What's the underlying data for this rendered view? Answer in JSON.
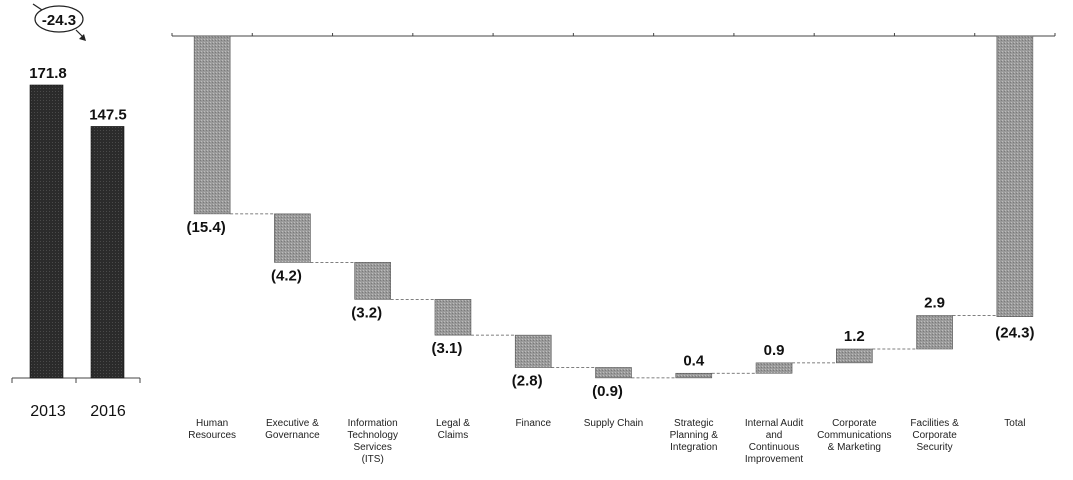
{
  "colors": {
    "dark_bar": "#2b2b2b",
    "gray_bar": "#9a9a9a",
    "axis": "#444444"
  },
  "chart_data": [
    {
      "type": "bar",
      "categories": [
        "2013",
        "2016"
      ],
      "values": [
        171.8,
        147.5
      ],
      "value_labels": [
        "171.8",
        "147.5"
      ],
      "change_label": "-24.3",
      "ylim": [
        0,
        180
      ],
      "grid": false
    },
    {
      "type": "bar",
      "subtype": "waterfall",
      "categories": [
        "Human Resources",
        "Executive & Governance",
        "Information Technology Services (ITS)",
        "Legal & Claims",
        "Finance",
        "Supply Chain",
        "Strategic Planning & Integration",
        "Internal Audit and Continuous Improvement",
        "Corporate Communications & Marketing",
        "Facilities & Corporate Security",
        "Total"
      ],
      "category_lines": [
        [
          "Human",
          "Resources"
        ],
        [
          "Executive &",
          "Governance"
        ],
        [
          "Information",
          "Technology",
          "Services",
          "(ITS)"
        ],
        [
          "Legal &",
          "Claims"
        ],
        [
          "Finance"
        ],
        [
          "Supply Chain"
        ],
        [
          "Strategic",
          "Planning &",
          "Integration"
        ],
        [
          "Internal Audit",
          "and",
          "Continuous",
          "Improvement"
        ],
        [
          "Corporate",
          "Communications",
          "& Marketing"
        ],
        [
          "Facilities &",
          "Corporate",
          "Security"
        ],
        [
          "Total"
        ]
      ],
      "values": [
        -15.4,
        -4.2,
        -3.2,
        -3.1,
        -2.8,
        -0.9,
        0.4,
        0.9,
        1.2,
        2.9,
        -24.3
      ],
      "value_labels": [
        "(15.4)",
        "(4.2)",
        "(3.2)",
        "(3.1)",
        "(2.8)",
        "(0.9)",
        "0.4",
        "0.9",
        "1.2",
        "2.9",
        "(24.3)"
      ],
      "total_index": 10,
      "grid": false
    }
  ]
}
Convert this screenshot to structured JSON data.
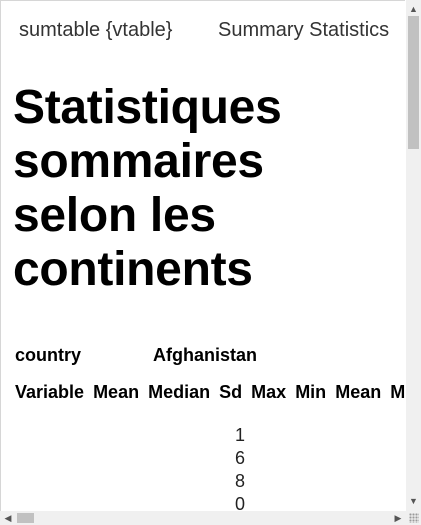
{
  "header": {
    "package": "sumtable {vtable}",
    "doc_title": "Summary Statistics"
  },
  "main": {
    "title": "Statistiques sommaires selon les continents",
    "group_label": "country",
    "group_value": "Afghanistan",
    "columns": [
      "Variable",
      "Mean",
      "Median",
      "Sd",
      "Max",
      "Min",
      "Mean",
      "Me"
    ],
    "first_cell_digits": [
      "1",
      "6",
      "8",
      "0"
    ]
  },
  "icons": {
    "scroll_up": "arrow-up-icon",
    "scroll_down": "arrow-down-icon",
    "scroll_left": "arrow-left-icon",
    "scroll_right": "arrow-right-icon",
    "resize": "resize-grip-icon"
  }
}
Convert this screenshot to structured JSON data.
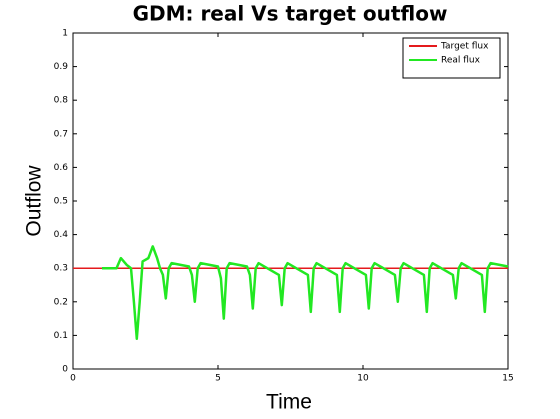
{
  "chart_data": {
    "type": "line",
    "title": "GDM: real Vs target outflow",
    "x_label": "Time",
    "y_label": "Outflow",
    "xlim": [
      0,
      15
    ],
    "xticks": [
      0,
      5,
      10,
      15
    ],
    "ylim": [
      0,
      1
    ],
    "yticks": [
      0,
      0.1,
      0.2,
      0.3,
      0.4,
      0.5,
      0.6,
      0.7,
      0.8,
      0.9,
      1
    ],
    "grid": false,
    "legend": "northeast",
    "series": [
      {
        "name": "Target flux",
        "color": "#e41a1c",
        "x": [
          0,
          15
        ],
        "values": [
          0.3,
          0.3
        ]
      },
      {
        "name": "Real flux",
        "color": "#22e822",
        "x": [
          1.0,
          1.5,
          1.65,
          1.85,
          2.0,
          2.1,
          2.2,
          2.3,
          2.4,
          2.6,
          2.75,
          2.9,
          3.0,
          3.1,
          3.2,
          3.3,
          3.4,
          4.0,
          4.1,
          4.2,
          4.3,
          4.4,
          5.0,
          5.1,
          5.2,
          5.3,
          5.4,
          6.0,
          6.1,
          6.2,
          6.3,
          6.4,
          7.1,
          7.2,
          7.3,
          7.4,
          8.1,
          8.2,
          8.3,
          8.4,
          9.1,
          9.2,
          9.3,
          9.4,
          10.1,
          10.2,
          10.3,
          10.4,
          11.1,
          11.2,
          11.3,
          11.4,
          12.1,
          12.2,
          12.3,
          12.4,
          13.1,
          13.2,
          13.3,
          13.4,
          14.1,
          14.2,
          14.3,
          14.4,
          15.0
        ],
        "values": [
          0.3,
          0.3,
          0.33,
          0.31,
          0.3,
          0.2,
          0.09,
          0.2,
          0.32,
          0.33,
          0.365,
          0.33,
          0.3,
          0.28,
          0.21,
          0.3,
          0.315,
          0.305,
          0.28,
          0.2,
          0.3,
          0.315,
          0.305,
          0.27,
          0.15,
          0.3,
          0.315,
          0.305,
          0.28,
          0.18,
          0.3,
          0.315,
          0.28,
          0.19,
          0.3,
          0.315,
          0.28,
          0.17,
          0.3,
          0.315,
          0.28,
          0.17,
          0.3,
          0.315,
          0.28,
          0.18,
          0.3,
          0.315,
          0.28,
          0.2,
          0.3,
          0.315,
          0.28,
          0.17,
          0.3,
          0.315,
          0.28,
          0.21,
          0.3,
          0.315,
          0.28,
          0.17,
          0.3,
          0.315,
          0.305
        ]
      }
    ]
  }
}
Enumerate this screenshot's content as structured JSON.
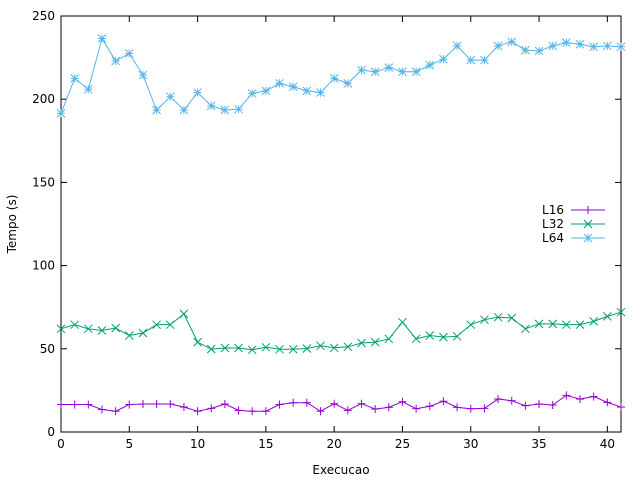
{
  "chart_data": {
    "type": "line",
    "title": "",
    "xlabel": "Execucao",
    "ylabel": "Tempo (s)",
    "xlim": [
      0,
      41
    ],
    "ylim": [
      0,
      250
    ],
    "xticks": [
      0,
      5,
      10,
      15,
      20,
      25,
      30,
      35,
      40
    ],
    "yticks": [
      0,
      50,
      100,
      150,
      200,
      250
    ],
    "grid": false,
    "legend_position": "right",
    "x": [
      0,
      1,
      2,
      3,
      4,
      5,
      6,
      7,
      8,
      9,
      10,
      11,
      12,
      13,
      14,
      15,
      16,
      17,
      18,
      19,
      20,
      21,
      22,
      23,
      24,
      25,
      26,
      27,
      28,
      29,
      30,
      31,
      32,
      33,
      34,
      35,
      36,
      37,
      38,
      39,
      40,
      41
    ],
    "series": [
      {
        "name": "L16",
        "color": "#9400d3",
        "marker": "plus",
        "values": [
          16.5,
          16.5,
          16.5,
          13.5,
          12.5,
          16.5,
          16.8,
          16.8,
          16.8,
          15,
          12.5,
          14.2,
          16.8,
          13,
          12.5,
          12.5,
          16.5,
          17.6,
          17.6,
          12.5,
          17,
          13,
          17,
          13.8,
          14.8,
          18.2,
          14,
          15.5,
          18.5,
          14.8,
          14,
          14.2,
          19.8,
          18.8,
          15.8,
          16.8,
          16.2,
          22,
          19.8,
          21.3,
          17.8,
          15
        ]
      },
      {
        "name": "L32",
        "color": "#009e73",
        "marker": "x",
        "values": [
          62,
          64.5,
          62,
          61,
          62.5,
          58,
          59.5,
          64.5,
          64.5,
          71,
          54,
          49.8,
          50.5,
          50.5,
          49.4,
          50.9,
          49.7,
          49.7,
          50.2,
          51.8,
          50.6,
          51.2,
          53.5,
          54,
          56,
          66,
          56,
          58,
          57,
          57.5,
          64.5,
          67.5,
          69,
          68.5,
          62,
          65,
          65,
          64.5,
          64.5,
          66.5,
          69.5,
          72
        ]
      },
      {
        "name": "L64",
        "color": "#56b4e9",
        "marker": "star",
        "values": [
          191.5,
          212.5,
          206,
          236.5,
          223,
          227.5,
          214.5,
          193.5,
          201.5,
          193.5,
          204,
          196,
          193.5,
          194,
          203.5,
          205,
          209.5,
          207.5,
          205,
          204,
          212.5,
          209.5,
          217.5,
          216.5,
          219,
          216.5,
          216.5,
          220.5,
          224,
          232,
          223.5,
          223.5,
          232,
          234.5,
          229.5,
          229,
          232,
          234,
          233,
          231.5,
          232,
          231.5
        ]
      }
    ]
  }
}
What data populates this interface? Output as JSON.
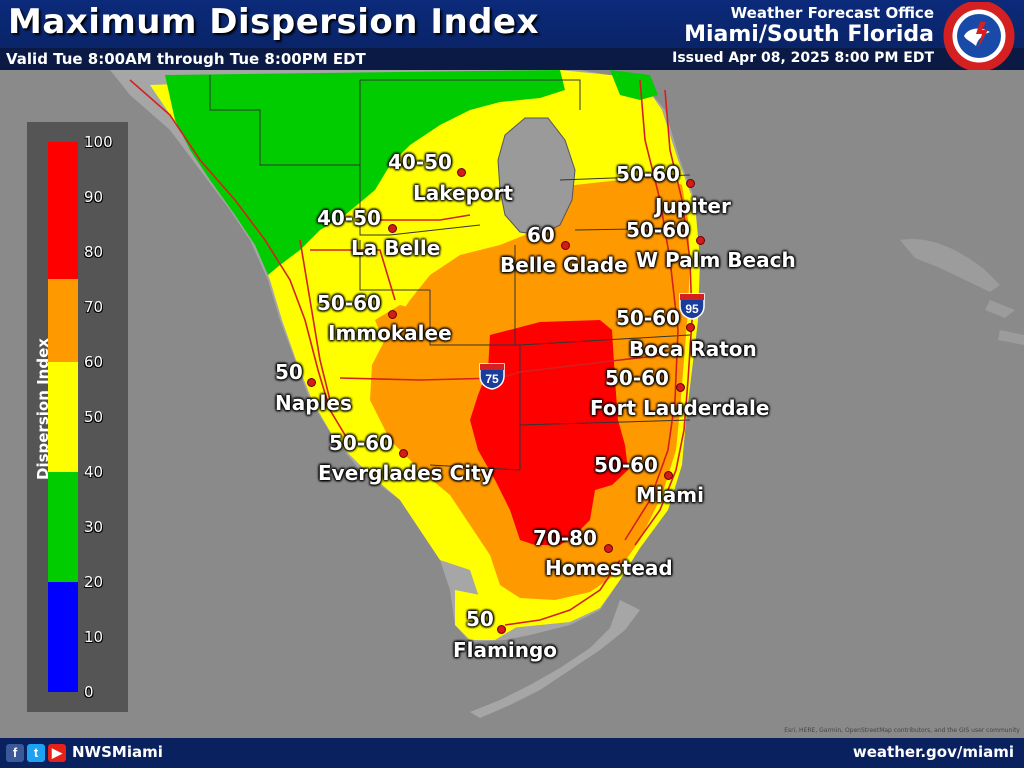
{
  "header": {
    "title": "Maximum Dispersion Index",
    "valid": "Valid Tue 8:00AM through Tue 8:00PM EDT",
    "office_line1": "Weather Forecast Office",
    "office_line2": "Miami/South Florida",
    "issued": "Issued Apr 08, 2025 8:00 PM EDT",
    "logo_icon": "nws-logo-icon"
  },
  "legend": {
    "title": "Dispersion Index",
    "ticks": [
      "100",
      "90",
      "80",
      "70",
      "60",
      "50",
      "40",
      "30",
      "20",
      "10",
      "0"
    ],
    "bands": [
      {
        "range": "80-100",
        "color": "#ff0000"
      },
      {
        "range": "60-80",
        "color": "#ff9900"
      },
      {
        "range": "40-60",
        "color": "#ffff00"
      },
      {
        "range": "20-40",
        "color": "#00cc00"
      },
      {
        "range": "0-20",
        "color": "#0000ff"
      }
    ]
  },
  "cities": [
    {
      "name": "Lakeport",
      "value": "40-50"
    },
    {
      "name": "La Belle",
      "value": "40-50"
    },
    {
      "name": "Belle Glade",
      "value": "60"
    },
    {
      "name": "Jupiter",
      "value": "50-60"
    },
    {
      "name": "W Palm Beach",
      "value": "50-60"
    },
    {
      "name": "Immokalee",
      "value": "50-60"
    },
    {
      "name": "Boca Raton",
      "value": "50-60"
    },
    {
      "name": "Naples",
      "value": "50"
    },
    {
      "name": "Fort Lauderdale",
      "value": "50-60"
    },
    {
      "name": "Everglades City",
      "value": "50-60"
    },
    {
      "name": "Miami",
      "value": "50-60"
    },
    {
      "name": "Homestead",
      "value": "70-80"
    },
    {
      "name": "Flamingo",
      "value": "50"
    }
  ],
  "highways": [
    {
      "name": "75"
    },
    {
      "name": "95"
    }
  ],
  "footer": {
    "social_icons": [
      "facebook-icon",
      "twitter-icon",
      "youtube-icon"
    ],
    "handle": "NWSMiami",
    "website": "weather.gov/miami",
    "attribution": "Esri, HERE, Garmin, OpenStreetMap contributors, and the GIS user community"
  },
  "colors": {
    "header_bg": "#0a2160",
    "water": "#8a8a8a",
    "lake": "#9a9a9a",
    "road": "#d42020"
  }
}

Task to carry out: Each line in the data that holds the string "Continuous" should be found and copied.

Exercise solution:
        "Internal Audit and Continuous Improvement",
          "Continuous",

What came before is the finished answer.